Written task:
Can you quote the records below in full, word for word?

[Collection entries]
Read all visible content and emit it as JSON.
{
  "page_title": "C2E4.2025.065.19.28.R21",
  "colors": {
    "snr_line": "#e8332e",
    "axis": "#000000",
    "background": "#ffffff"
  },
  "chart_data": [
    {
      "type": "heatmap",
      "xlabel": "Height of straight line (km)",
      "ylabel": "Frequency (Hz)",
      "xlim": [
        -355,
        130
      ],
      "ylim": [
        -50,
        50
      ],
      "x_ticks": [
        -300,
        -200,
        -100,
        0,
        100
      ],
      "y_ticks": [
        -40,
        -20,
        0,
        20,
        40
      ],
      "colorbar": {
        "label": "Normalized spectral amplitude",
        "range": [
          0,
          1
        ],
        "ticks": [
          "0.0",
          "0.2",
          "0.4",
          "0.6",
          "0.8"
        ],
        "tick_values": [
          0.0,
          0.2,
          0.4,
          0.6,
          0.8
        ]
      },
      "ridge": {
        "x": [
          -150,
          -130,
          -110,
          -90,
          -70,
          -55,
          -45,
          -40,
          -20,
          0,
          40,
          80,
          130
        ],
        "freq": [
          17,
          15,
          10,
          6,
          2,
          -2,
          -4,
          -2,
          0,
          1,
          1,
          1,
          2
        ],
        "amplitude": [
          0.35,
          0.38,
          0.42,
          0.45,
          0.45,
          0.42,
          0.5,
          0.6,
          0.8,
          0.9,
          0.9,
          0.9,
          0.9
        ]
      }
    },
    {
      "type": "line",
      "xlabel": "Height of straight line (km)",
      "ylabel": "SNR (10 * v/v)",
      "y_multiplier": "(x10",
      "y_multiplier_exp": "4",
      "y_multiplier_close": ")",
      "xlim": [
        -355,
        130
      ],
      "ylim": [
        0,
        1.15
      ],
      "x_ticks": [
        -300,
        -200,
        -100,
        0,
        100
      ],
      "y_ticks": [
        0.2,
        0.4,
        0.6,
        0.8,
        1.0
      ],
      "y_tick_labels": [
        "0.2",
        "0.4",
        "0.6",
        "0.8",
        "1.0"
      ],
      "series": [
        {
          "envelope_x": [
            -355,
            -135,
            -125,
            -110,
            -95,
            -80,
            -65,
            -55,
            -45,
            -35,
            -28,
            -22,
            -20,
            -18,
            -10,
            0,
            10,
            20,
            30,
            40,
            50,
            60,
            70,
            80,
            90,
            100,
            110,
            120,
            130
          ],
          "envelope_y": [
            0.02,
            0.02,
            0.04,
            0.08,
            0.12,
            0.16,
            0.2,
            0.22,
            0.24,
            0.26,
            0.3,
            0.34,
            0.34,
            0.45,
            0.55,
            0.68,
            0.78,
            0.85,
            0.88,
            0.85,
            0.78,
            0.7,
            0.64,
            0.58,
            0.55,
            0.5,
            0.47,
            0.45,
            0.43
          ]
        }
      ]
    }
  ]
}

Output for this task:
Read all visible content and emit it as JSON.
{
  "page_title": "C2E4.2025.065.19.28.R21",
  "colors": {
    "snr_line": "#e8332e",
    "axis": "#000000",
    "background": "#ffffff"
  },
  "chart_data": [
    {
      "type": "heatmap",
      "xlabel": "Height of straight line (km)",
      "ylabel": "Frequency (Hz)",
      "xlim": [
        -355,
        130
      ],
      "ylim": [
        -50,
        50
      ],
      "x_ticks": [
        -300,
        -200,
        -100,
        0,
        100
      ],
      "y_ticks": [
        -40,
        -20,
        0,
        20,
        40
      ],
      "colorbar": {
        "label": "Normalized spectral amplitude",
        "range": [
          0,
          1
        ],
        "ticks": [
          "0.0",
          "0.2",
          "0.4",
          "0.6",
          "0.8"
        ],
        "tick_values": [
          0.0,
          0.2,
          0.4,
          0.6,
          0.8
        ]
      },
      "ridge": {
        "x": [
          -150,
          -130,
          -110,
          -90,
          -70,
          -55,
          -45,
          -40,
          -20,
          0,
          40,
          80,
          130
        ],
        "freq": [
          17,
          15,
          10,
          6,
          2,
          -2,
          -4,
          -2,
          0,
          1,
          1,
          1,
          2
        ],
        "amplitude": [
          0.35,
          0.38,
          0.42,
          0.45,
          0.45,
          0.42,
          0.5,
          0.6,
          0.8,
          0.9,
          0.9,
          0.9,
          0.9
        ]
      }
    },
    {
      "type": "line",
      "xlabel": "Height of straight line (km)",
      "ylabel": "SNR (10 * v/v)",
      "y_multiplier": "(x10",
      "y_multiplier_exp": "4",
      "y_multiplier_close": ")",
      "xlim": [
        -355,
        130
      ],
      "ylim": [
        0,
        1.15
      ],
      "x_ticks": [
        -300,
        -200,
        -100,
        0,
        100
      ],
      "y_ticks": [
        0.2,
        0.4,
        0.6,
        0.8,
        1.0
      ],
      "y_tick_labels": [
        "0.2",
        "0.4",
        "0.6",
        "0.8",
        "1.0"
      ],
      "series": [
        {
          "envelope_x": [
            -355,
            -135,
            -125,
            -110,
            -95,
            -80,
            -65,
            -55,
            -45,
            -35,
            -28,
            -22,
            -20,
            -18,
            -10,
            0,
            10,
            20,
            30,
            40,
            50,
            60,
            70,
            80,
            90,
            100,
            110,
            120,
            130
          ],
          "envelope_y": [
            0.02,
            0.02,
            0.04,
            0.08,
            0.12,
            0.16,
            0.2,
            0.22,
            0.24,
            0.26,
            0.3,
            0.34,
            0.34,
            0.45,
            0.55,
            0.68,
            0.78,
            0.85,
            0.88,
            0.85,
            0.78,
            0.7,
            0.64,
            0.58,
            0.55,
            0.5,
            0.47,
            0.45,
            0.43
          ]
        }
      ]
    }
  ]
}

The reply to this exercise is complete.